-- Start of Source data --

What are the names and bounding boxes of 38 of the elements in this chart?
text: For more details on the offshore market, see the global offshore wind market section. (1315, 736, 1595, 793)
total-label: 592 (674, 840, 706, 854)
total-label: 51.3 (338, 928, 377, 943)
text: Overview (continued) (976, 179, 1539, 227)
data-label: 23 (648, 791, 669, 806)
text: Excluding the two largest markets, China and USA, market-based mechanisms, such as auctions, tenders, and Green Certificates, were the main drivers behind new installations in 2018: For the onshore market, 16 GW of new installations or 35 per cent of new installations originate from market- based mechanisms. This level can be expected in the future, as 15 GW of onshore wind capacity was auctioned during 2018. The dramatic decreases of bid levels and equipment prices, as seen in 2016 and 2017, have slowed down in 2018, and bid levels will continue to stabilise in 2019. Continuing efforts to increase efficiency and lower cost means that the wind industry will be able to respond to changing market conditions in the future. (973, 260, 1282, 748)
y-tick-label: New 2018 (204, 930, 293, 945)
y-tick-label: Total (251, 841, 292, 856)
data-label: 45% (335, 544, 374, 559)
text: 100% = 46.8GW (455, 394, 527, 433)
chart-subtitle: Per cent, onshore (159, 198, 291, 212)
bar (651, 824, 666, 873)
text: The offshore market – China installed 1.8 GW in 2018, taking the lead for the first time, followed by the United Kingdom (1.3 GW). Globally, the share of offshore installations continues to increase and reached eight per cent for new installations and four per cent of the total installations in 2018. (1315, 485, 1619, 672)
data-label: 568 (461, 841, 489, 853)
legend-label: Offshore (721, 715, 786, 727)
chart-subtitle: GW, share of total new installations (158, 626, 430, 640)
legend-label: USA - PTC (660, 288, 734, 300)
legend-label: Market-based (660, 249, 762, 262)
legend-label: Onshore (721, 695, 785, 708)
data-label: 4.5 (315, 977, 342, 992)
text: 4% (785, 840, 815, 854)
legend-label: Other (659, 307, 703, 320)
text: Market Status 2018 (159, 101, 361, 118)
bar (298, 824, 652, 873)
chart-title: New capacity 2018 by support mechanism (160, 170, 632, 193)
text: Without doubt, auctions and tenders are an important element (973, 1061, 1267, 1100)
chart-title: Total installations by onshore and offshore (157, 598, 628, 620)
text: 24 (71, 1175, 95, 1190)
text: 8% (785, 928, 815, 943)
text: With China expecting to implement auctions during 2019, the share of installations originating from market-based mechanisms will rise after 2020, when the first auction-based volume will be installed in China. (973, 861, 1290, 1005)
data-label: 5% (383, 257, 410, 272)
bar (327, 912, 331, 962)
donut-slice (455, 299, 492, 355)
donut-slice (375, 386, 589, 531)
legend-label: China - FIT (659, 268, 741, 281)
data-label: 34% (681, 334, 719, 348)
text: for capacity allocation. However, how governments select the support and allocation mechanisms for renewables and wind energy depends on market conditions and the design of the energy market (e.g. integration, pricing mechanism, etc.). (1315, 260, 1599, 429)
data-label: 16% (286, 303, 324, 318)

-- End of Source data --

Repeat the entries word for word, starting at the very first line and continuing through the line that contains "data-label: 23 (648, 791, 669, 806)", including that line.

What are the names and bounding boxes of 38 of the elements in this chart?
text: For more details on the offshore market, see the global offshore wind market section. (1315, 736, 1595, 793)
total-label: 592 (674, 840, 706, 854)
total-label: 51.3 (338, 928, 377, 943)
text: Overview (continued) (976, 179, 1539, 227)
data-label: 23 (648, 791, 669, 806)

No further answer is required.